**Aim of the exercise**
Show every line that has the string "name" in it.

Structured figure records:

• • • •

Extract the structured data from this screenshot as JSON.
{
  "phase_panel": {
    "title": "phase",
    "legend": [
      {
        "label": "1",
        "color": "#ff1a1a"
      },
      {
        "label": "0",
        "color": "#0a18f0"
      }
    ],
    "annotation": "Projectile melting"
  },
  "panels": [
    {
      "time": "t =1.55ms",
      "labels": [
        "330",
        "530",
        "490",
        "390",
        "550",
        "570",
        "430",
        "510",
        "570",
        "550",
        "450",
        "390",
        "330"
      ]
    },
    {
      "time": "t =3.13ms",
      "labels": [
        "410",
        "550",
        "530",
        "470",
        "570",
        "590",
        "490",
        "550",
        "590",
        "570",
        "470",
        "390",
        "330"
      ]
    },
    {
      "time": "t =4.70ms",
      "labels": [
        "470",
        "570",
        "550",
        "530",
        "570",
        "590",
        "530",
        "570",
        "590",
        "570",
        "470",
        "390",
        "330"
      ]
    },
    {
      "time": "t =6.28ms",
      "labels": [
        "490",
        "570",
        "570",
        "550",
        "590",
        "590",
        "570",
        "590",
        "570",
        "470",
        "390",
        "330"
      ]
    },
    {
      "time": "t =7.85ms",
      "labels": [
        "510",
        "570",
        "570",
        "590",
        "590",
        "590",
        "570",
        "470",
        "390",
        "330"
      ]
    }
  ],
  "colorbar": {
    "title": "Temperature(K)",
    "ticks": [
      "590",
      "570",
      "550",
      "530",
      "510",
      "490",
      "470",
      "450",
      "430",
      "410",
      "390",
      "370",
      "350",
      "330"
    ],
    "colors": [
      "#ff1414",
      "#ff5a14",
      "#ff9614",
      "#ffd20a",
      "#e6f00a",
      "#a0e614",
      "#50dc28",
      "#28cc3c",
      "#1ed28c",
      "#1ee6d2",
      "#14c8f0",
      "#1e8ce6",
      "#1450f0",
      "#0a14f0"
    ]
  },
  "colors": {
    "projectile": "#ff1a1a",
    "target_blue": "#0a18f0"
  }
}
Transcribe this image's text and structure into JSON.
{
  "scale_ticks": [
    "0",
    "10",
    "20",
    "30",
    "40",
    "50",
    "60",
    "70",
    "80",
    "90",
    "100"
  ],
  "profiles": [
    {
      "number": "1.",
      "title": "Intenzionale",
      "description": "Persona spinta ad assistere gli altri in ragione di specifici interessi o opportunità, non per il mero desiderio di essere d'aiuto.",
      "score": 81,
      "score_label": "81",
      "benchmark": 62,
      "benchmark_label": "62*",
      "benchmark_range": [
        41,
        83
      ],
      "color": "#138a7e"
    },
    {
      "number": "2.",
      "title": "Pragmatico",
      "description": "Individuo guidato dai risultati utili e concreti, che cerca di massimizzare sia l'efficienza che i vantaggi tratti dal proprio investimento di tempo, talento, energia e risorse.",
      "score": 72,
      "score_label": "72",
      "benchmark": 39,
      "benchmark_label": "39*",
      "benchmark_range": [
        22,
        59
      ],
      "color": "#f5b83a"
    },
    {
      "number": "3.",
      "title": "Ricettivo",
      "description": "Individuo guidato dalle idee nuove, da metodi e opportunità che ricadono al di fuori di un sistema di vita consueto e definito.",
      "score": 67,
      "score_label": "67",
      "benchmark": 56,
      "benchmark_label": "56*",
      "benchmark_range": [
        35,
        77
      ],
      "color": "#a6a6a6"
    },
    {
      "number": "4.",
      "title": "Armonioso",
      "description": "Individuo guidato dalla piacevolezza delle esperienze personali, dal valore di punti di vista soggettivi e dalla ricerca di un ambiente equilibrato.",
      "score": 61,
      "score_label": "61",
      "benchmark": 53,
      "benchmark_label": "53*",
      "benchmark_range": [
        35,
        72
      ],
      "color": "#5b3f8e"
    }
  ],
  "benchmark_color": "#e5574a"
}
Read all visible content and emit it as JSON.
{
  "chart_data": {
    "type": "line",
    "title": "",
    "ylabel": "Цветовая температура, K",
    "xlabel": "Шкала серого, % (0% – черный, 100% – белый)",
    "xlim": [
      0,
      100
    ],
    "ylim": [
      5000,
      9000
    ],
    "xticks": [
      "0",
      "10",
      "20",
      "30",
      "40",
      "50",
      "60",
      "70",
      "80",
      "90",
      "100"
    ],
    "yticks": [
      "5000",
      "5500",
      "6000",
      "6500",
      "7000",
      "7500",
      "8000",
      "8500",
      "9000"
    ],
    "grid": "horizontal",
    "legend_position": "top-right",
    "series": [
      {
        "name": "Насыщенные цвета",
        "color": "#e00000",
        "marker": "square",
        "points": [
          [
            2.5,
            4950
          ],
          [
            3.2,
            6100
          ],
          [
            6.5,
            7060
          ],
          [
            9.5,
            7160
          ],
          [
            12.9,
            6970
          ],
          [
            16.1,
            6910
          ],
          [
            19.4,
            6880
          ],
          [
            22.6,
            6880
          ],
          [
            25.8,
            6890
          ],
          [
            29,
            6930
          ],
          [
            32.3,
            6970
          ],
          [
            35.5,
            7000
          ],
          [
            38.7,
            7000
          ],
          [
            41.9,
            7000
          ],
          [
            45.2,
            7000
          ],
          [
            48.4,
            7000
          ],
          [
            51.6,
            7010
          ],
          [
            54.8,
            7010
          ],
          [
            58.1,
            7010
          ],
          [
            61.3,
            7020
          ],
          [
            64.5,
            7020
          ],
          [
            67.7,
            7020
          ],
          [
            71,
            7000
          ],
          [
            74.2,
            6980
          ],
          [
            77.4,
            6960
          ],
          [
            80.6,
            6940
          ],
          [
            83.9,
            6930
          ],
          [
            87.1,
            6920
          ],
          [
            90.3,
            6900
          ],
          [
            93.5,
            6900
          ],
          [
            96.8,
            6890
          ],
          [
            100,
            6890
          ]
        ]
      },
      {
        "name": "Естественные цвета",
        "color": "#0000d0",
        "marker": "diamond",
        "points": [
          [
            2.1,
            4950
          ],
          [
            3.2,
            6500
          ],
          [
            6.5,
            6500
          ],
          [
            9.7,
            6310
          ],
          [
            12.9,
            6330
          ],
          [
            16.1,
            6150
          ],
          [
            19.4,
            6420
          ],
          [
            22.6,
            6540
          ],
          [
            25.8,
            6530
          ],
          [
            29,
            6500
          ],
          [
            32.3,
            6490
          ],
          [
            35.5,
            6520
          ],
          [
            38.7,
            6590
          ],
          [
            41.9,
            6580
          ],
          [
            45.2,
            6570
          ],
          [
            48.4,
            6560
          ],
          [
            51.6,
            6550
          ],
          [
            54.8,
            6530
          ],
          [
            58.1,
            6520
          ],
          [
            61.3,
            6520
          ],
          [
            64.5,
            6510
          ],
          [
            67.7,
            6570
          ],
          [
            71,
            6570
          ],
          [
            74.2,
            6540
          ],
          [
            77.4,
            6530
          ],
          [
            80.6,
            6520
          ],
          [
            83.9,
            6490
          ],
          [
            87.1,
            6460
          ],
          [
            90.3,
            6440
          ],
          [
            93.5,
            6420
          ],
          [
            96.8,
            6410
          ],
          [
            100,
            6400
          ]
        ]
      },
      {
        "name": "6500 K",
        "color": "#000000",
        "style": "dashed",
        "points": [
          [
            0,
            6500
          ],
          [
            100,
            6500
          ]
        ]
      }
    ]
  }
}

• • • •

**Full solution**
        "name": "Насыщенные цвета",
        "name": "Естественные цвета",
        "name": "6500 K",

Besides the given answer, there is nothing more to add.